- [Written exercise]: Determine how many lines in the data below contain "view" and write only that number.

- [Exercise material]:
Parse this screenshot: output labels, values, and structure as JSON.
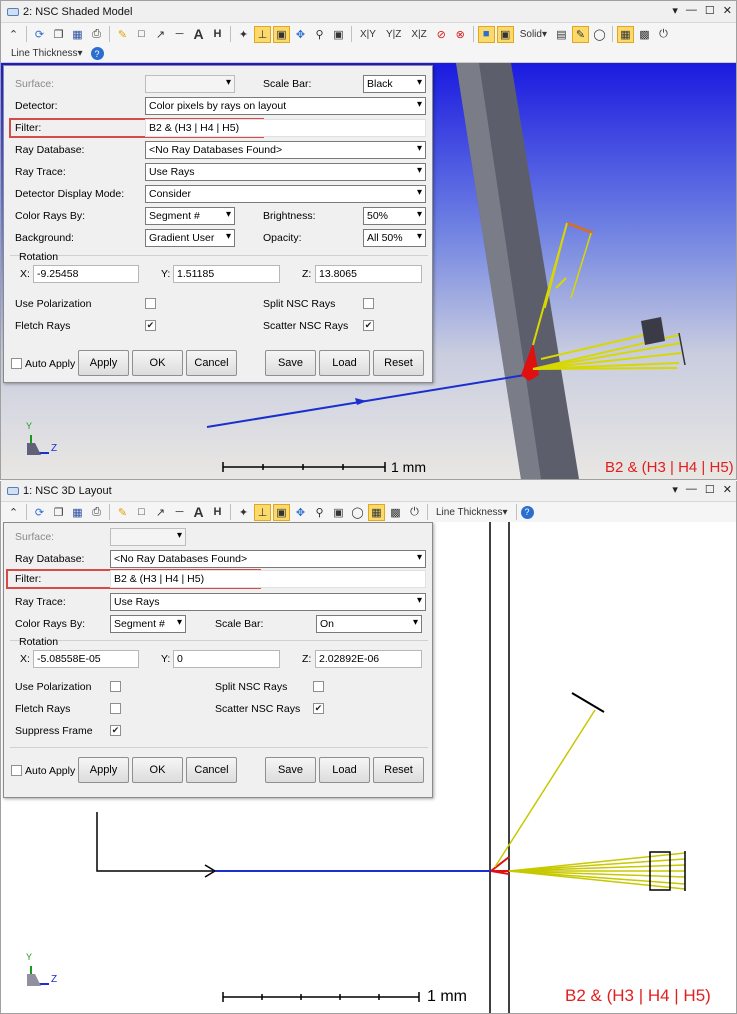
{
  "top": {
    "title": "2: NSC Shaded Model",
    "toolbar2_label": "Line Thickness",
    "toolbar_text": {
      "solid": "Solid"
    },
    "panel": {
      "surface_label": "Surface:",
      "scale_bar_label": "Scale Bar:",
      "scale_bar_value": "Black",
      "detector_label": "Detector:",
      "detector_value": "Color pixels by rays on layout",
      "filter_label": "Filter:",
      "filter_value": "B2 & (H3 | H4 | H5)",
      "ray_db_label": "Ray Database:",
      "ray_db_value": "<No Ray Databases Found>",
      "ray_trace_label": "Ray Trace:",
      "ray_trace_value": "Use Rays",
      "det_mode_label": "Detector Display Mode:",
      "det_mode_value": "Consider",
      "color_by_label": "Color Rays By:",
      "color_by_value": "Segment #",
      "brightness_label": "Brightness:",
      "brightness_value": "50%",
      "background_label": "Background:",
      "background_value": "Gradient User",
      "opacity_label": "Opacity:",
      "opacity_value": "All 50%",
      "rotation_label": "Rotation",
      "x_label": "X:",
      "x_value": "-9.25458",
      "y_label": "Y:",
      "y_value": "1.51185",
      "z_label": "Z:",
      "z_value": "13.8065",
      "polarization_label": "Use Polarization",
      "split_label": "Split NSC Rays",
      "fletch_label": "Fletch Rays",
      "scatter_label": "Scatter NSC Rays",
      "auto_apply": "Auto Apply",
      "apply": "Apply",
      "ok": "OK",
      "cancel": "Cancel",
      "save": "Save",
      "load": "Load",
      "reset": "Reset"
    },
    "scale_label": "1 mm",
    "status": "B2 & (H3 | H4 | H5)",
    "axis": {
      "y": "Y",
      "z": "Z"
    }
  },
  "bottom": {
    "title": "1: NSC 3D Layout",
    "toolbar_label": "Line Thickness",
    "panel": {
      "surface_label": "Surface:",
      "ray_db_label": "Ray Database:",
      "ray_db_value": "<No Ray Databases Found>",
      "filter_label": "Filter:",
      "filter_value": "B2 & (H3 | H4 | H5)",
      "ray_trace_label": "Ray Trace:",
      "ray_trace_value": "Use Rays",
      "color_by_label": "Color Rays By:",
      "color_by_value": "Segment #",
      "scale_bar_label": "Scale Bar:",
      "scale_bar_value": "On",
      "rotation_label": "Rotation",
      "x_label": "X:",
      "x_value": "-5.08558E-05",
      "y_label": "Y:",
      "y_value": "0",
      "z_label": "Z:",
      "z_value": "2.02892E-06",
      "polarization_label": "Use Polarization",
      "split_label": "Split NSC Rays",
      "fletch_label": "Fletch Rays",
      "scatter_label": "Scatter NSC Rays",
      "suppress_label": "Suppress Frame",
      "auto_apply": "Auto Apply",
      "apply": "Apply",
      "ok": "OK",
      "cancel": "Cancel",
      "save": "Save",
      "load": "Load",
      "reset": "Reset"
    },
    "scale_label": "1 mm",
    "status": "B2 & (H3 | H4 | H5)",
    "axis": {
      "y": "Y",
      "z": "Z"
    }
  },
  "colors": {
    "highlight": "#d64a4a",
    "status": "#e02020",
    "ray_blue": "#1a2fd0",
    "ray_yellow": "#d8d800",
    "ray_red": "#e01010"
  }
}
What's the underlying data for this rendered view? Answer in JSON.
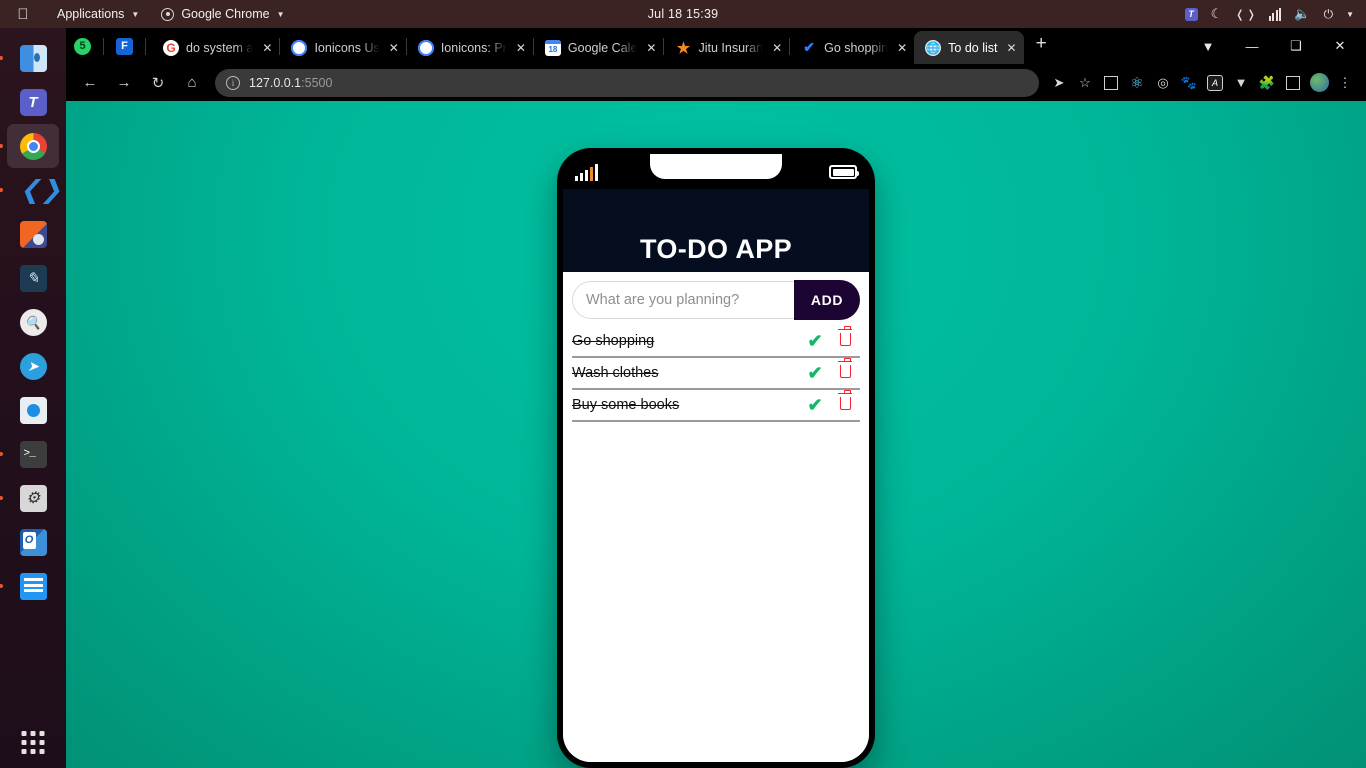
{
  "os_bar": {
    "apple_logo": "apple-logo",
    "applications_label": "Applications",
    "chrome_label": "Google Chrome",
    "clock": "Jul 18  15:39",
    "tray_icons": [
      "teams-icon",
      "night-mode-icon",
      "network-icon",
      "volume-icon",
      "microphone-icon",
      "battery-icon",
      "tray-caret-icon"
    ]
  },
  "dock": {
    "items": [
      {
        "name": "finder-icon",
        "running": true
      },
      {
        "name": "microsoft-teams-icon",
        "running": false
      },
      {
        "name": "google-chrome-icon",
        "running": true,
        "active": true
      },
      {
        "name": "vscode-icon",
        "running": true
      },
      {
        "name": "media-player-icon",
        "running": false
      },
      {
        "name": "design-tool-icon",
        "running": false
      },
      {
        "name": "search-icon",
        "running": false
      },
      {
        "name": "telegram-icon",
        "running": false
      },
      {
        "name": "camera-icon",
        "running": false
      },
      {
        "name": "terminal-icon",
        "running": true
      },
      {
        "name": "settings-icon",
        "running": true
      },
      {
        "name": "outlook-icon",
        "running": false
      },
      {
        "name": "documents-icon",
        "running": true
      }
    ],
    "show_apps_label": "show-applications"
  },
  "browser": {
    "pinned": [
      {
        "label": "5",
        "icon": "whatsapp-icon"
      },
      {
        "label": "F",
        "icon": "feedly-icon"
      }
    ],
    "tabs": [
      {
        "label": "do system a",
        "icon": "google-icon",
        "active": false
      },
      {
        "label": "Ionicons Us",
        "icon": "ionicons-icon",
        "active": false
      },
      {
        "label": "Ionicons: Pr",
        "icon": "ionicons-icon",
        "active": false
      },
      {
        "label": "Google Cale",
        "icon": "google-calendar-icon",
        "active": false
      },
      {
        "label": "Jitu Insuran",
        "icon": "star-icon",
        "active": false
      },
      {
        "label": "Go shoppin",
        "icon": "check-icon",
        "active": false
      },
      {
        "label": "To do list",
        "icon": "globe-icon",
        "active": true
      }
    ],
    "new_tab_label": "+",
    "window_controls": [
      "tab-search-chevron",
      "minimize",
      "maximize",
      "close"
    ],
    "nav": {
      "back": "back-icon",
      "forward": "forward-icon",
      "reload": "reload-icon",
      "home": "home-icon"
    },
    "omnibox": {
      "url_main": "127.0.0.1",
      "url_port": ":5500",
      "info_icon": "site-info-icon"
    },
    "toolbar_right": [
      "share-icon",
      "bookmark-star-icon",
      "screenshot-icon",
      "react-devtools-icon",
      "target-icon",
      "gnome-icon",
      "angular-icon",
      "vue-devtools-icon",
      "extensions-puzzle-icon",
      "sidebar-icon",
      "profile-avatar",
      "chrome-menu-icon"
    ]
  },
  "phone": {
    "status_bar": {
      "signal": "signal-bars-icon",
      "notch": "notch",
      "battery": "battery-icon"
    }
  },
  "app": {
    "title": "TO-DO APP",
    "input": {
      "placeholder": "What are you planning?",
      "value": ""
    },
    "add_button": "ADD",
    "tasks": [
      {
        "text": "Go shopping",
        "completed": true
      },
      {
        "text": "Wash clothes",
        "completed": true
      },
      {
        "text": "Buy some books",
        "completed": true
      }
    ]
  },
  "colors": {
    "background_teal": "#00b698",
    "app_header_navy": "#050e1f",
    "add_button_purple": "#1d0533",
    "check_green": "#12b76a",
    "delete_red": "#f5222d"
  }
}
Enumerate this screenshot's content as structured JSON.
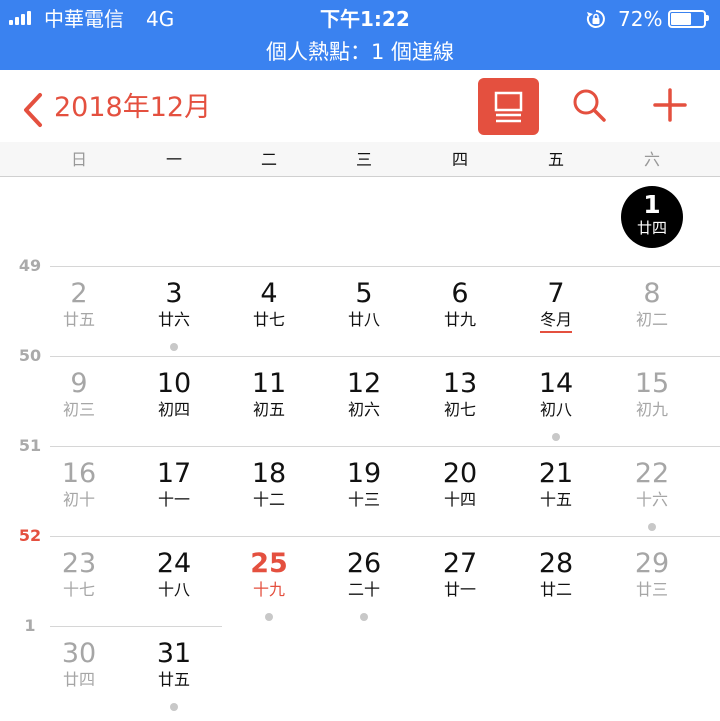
{
  "status_bar": {
    "carrier": "中華電信",
    "network": "4G",
    "time": "下午1:22",
    "battery": "72%",
    "battery_level": 0.72,
    "hotspot": "個人熱點：1 個連線"
  },
  "nav": {
    "title": "2018年12月",
    "back_icon": "chevron-left-icon",
    "list_icon": "list-view-icon",
    "search_icon": "search-icon",
    "add_icon": "plus-icon",
    "accent": "#e4503f"
  },
  "weekdays": [
    "日",
    "一",
    "二",
    "三",
    "四",
    "五",
    "六"
  ],
  "weeks": [
    {
      "label": "",
      "days": [
        {
          "col": 6,
          "num": "1",
          "lunar": "廿四",
          "selected": true
        }
      ]
    },
    {
      "label": "49",
      "days": [
        {
          "col": 0,
          "num": "2",
          "lunar": "廿五",
          "weekend": true
        },
        {
          "col": 1,
          "num": "3",
          "lunar": "廿六",
          "dot": true
        },
        {
          "col": 2,
          "num": "4",
          "lunar": "廿七"
        },
        {
          "col": 3,
          "num": "5",
          "lunar": "廿八"
        },
        {
          "col": 4,
          "num": "6",
          "lunar": "廿九"
        },
        {
          "col": 5,
          "num": "7",
          "lunar": "冬月",
          "solar_term": true
        },
        {
          "col": 6,
          "num": "8",
          "lunar": "初二",
          "weekend": true
        }
      ]
    },
    {
      "label": "50",
      "days": [
        {
          "col": 0,
          "num": "9",
          "lunar": "初三",
          "weekend": true
        },
        {
          "col": 1,
          "num": "10",
          "lunar": "初四"
        },
        {
          "col": 2,
          "num": "11",
          "lunar": "初五"
        },
        {
          "col": 3,
          "num": "12",
          "lunar": "初六"
        },
        {
          "col": 4,
          "num": "13",
          "lunar": "初七"
        },
        {
          "col": 5,
          "num": "14",
          "lunar": "初八",
          "dot": true
        },
        {
          "col": 6,
          "num": "15",
          "lunar": "初九",
          "weekend": true
        }
      ]
    },
    {
      "label": "51",
      "days": [
        {
          "col": 0,
          "num": "16",
          "lunar": "初十",
          "weekend": true
        },
        {
          "col": 1,
          "num": "17",
          "lunar": "十一"
        },
        {
          "col": 2,
          "num": "18",
          "lunar": "十二"
        },
        {
          "col": 3,
          "num": "19",
          "lunar": "十三"
        },
        {
          "col": 4,
          "num": "20",
          "lunar": "十四"
        },
        {
          "col": 5,
          "num": "21",
          "lunar": "十五"
        },
        {
          "col": 6,
          "num": "22",
          "lunar": "十六",
          "weekend": true,
          "dot": true
        }
      ]
    },
    {
      "label": "52",
      "current": true,
      "days": [
        {
          "col": 0,
          "num": "23",
          "lunar": "十七",
          "weekend": true
        },
        {
          "col": 1,
          "num": "24",
          "lunar": "十八"
        },
        {
          "col": 2,
          "num": "25",
          "lunar": "十九",
          "today": true,
          "dot": true
        },
        {
          "col": 3,
          "num": "26",
          "lunar": "二十",
          "dot": true
        },
        {
          "col": 4,
          "num": "27",
          "lunar": "廿一"
        },
        {
          "col": 5,
          "num": "28",
          "lunar": "廿二"
        },
        {
          "col": 6,
          "num": "29",
          "lunar": "廿三",
          "weekend": true
        }
      ]
    },
    {
      "label": "1",
      "days": [
        {
          "col": 0,
          "num": "30",
          "lunar": "廿四",
          "weekend": true
        },
        {
          "col": 1,
          "num": "31",
          "lunar": "廿五",
          "dot": true
        }
      ]
    }
  ]
}
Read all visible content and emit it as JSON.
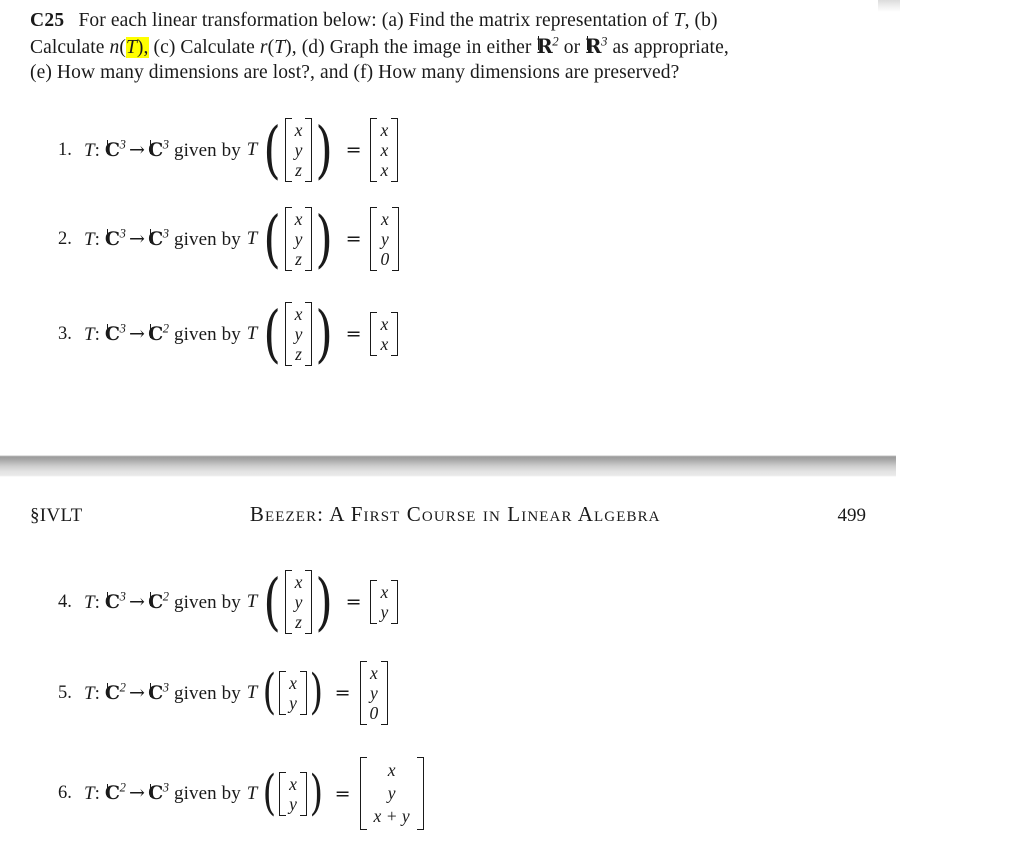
{
  "exercise": {
    "tag": "C25",
    "line1_a": "For each linear transformation below: (a) Find the matrix representation of ",
    "line1_T": "T",
    "line1_b": ", (b)",
    "line2_a": "Calculate ",
    "line2_n": "n",
    "line2_paren_open": "(",
    "line2_highlight_T": "T",
    "line2_highlight_tail": "),",
    "line2_c": " (c) Calculate ",
    "line2_r": "r",
    "line2_rT": "(T)",
    "line2_d": ", (d) Graph the image in either ",
    "line2_R2": "R",
    "line2_R2_exp": "2",
    "line2_or": " or ",
    "line2_R3": "R",
    "line2_R3_exp": "3",
    "line2_end": " as appropriate,",
    "line3": "(e) How many dimensions are lost?, and (f) How many dimensions are preserved?"
  },
  "items": [
    {
      "number": "1.",
      "map_T": "T",
      "colon": ":",
      "domain": "C",
      "domain_exp": "3",
      "arrow": "→",
      "codomain": "C",
      "codomain_exp": "3",
      "given_by": "given by",
      "fn": "T",
      "input": [
        "x",
        "y",
        "z"
      ],
      "equals": "=",
      "output": [
        "x",
        "x",
        "x"
      ]
    },
    {
      "number": "2.",
      "map_T": "T",
      "colon": ":",
      "domain": "C",
      "domain_exp": "3",
      "arrow": "→",
      "codomain": "C",
      "codomain_exp": "3",
      "given_by": "given by",
      "fn": "T",
      "input": [
        "x",
        "y",
        "z"
      ],
      "equals": "=",
      "output": [
        "x",
        "y",
        "0"
      ]
    },
    {
      "number": "3.",
      "map_T": "T",
      "colon": ":",
      "domain": "C",
      "domain_exp": "3",
      "arrow": "→",
      "codomain": "C",
      "codomain_exp": "2",
      "given_by": "given by",
      "fn": "T",
      "input": [
        "x",
        "y",
        "z"
      ],
      "equals": "=",
      "output": [
        "x",
        "x"
      ]
    },
    {
      "number": "4.",
      "map_T": "T",
      "colon": ":",
      "domain": "C",
      "domain_exp": "3",
      "arrow": "→",
      "codomain": "C",
      "codomain_exp": "2",
      "given_by": "given by",
      "fn": "T",
      "input": [
        "x",
        "y",
        "z"
      ],
      "equals": "=",
      "output": [
        "x",
        "y"
      ]
    },
    {
      "number": "5.",
      "map_T": "T",
      "colon": ":",
      "domain": "C",
      "domain_exp": "2",
      "arrow": "→",
      "codomain": "C",
      "codomain_exp": "3",
      "given_by": "given by",
      "fn": "T",
      "input": [
        "x",
        "y"
      ],
      "equals": "=",
      "output": [
        "x",
        "y",
        "0"
      ]
    },
    {
      "number": "6.",
      "map_T": "T",
      "colon": ":",
      "domain": "C",
      "domain_exp": "2",
      "arrow": "→",
      "codomain": "C",
      "codomain_exp": "3",
      "given_by": "given by",
      "fn": "T",
      "input": [
        "x",
        "y"
      ],
      "equals": "=",
      "output": [
        "x",
        "y",
        "x + y"
      ]
    }
  ],
  "running_header": {
    "section": "§IVLT",
    "title": "Beezer: A First Course in Linear Algebra",
    "page_number": "499"
  },
  "colors": {
    "highlight": "#ffff00",
    "text": "#1a1a1a",
    "divider_dark": "#9a9a9a",
    "divider_light": "#e9e9e9"
  }
}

- [Written answer]: 2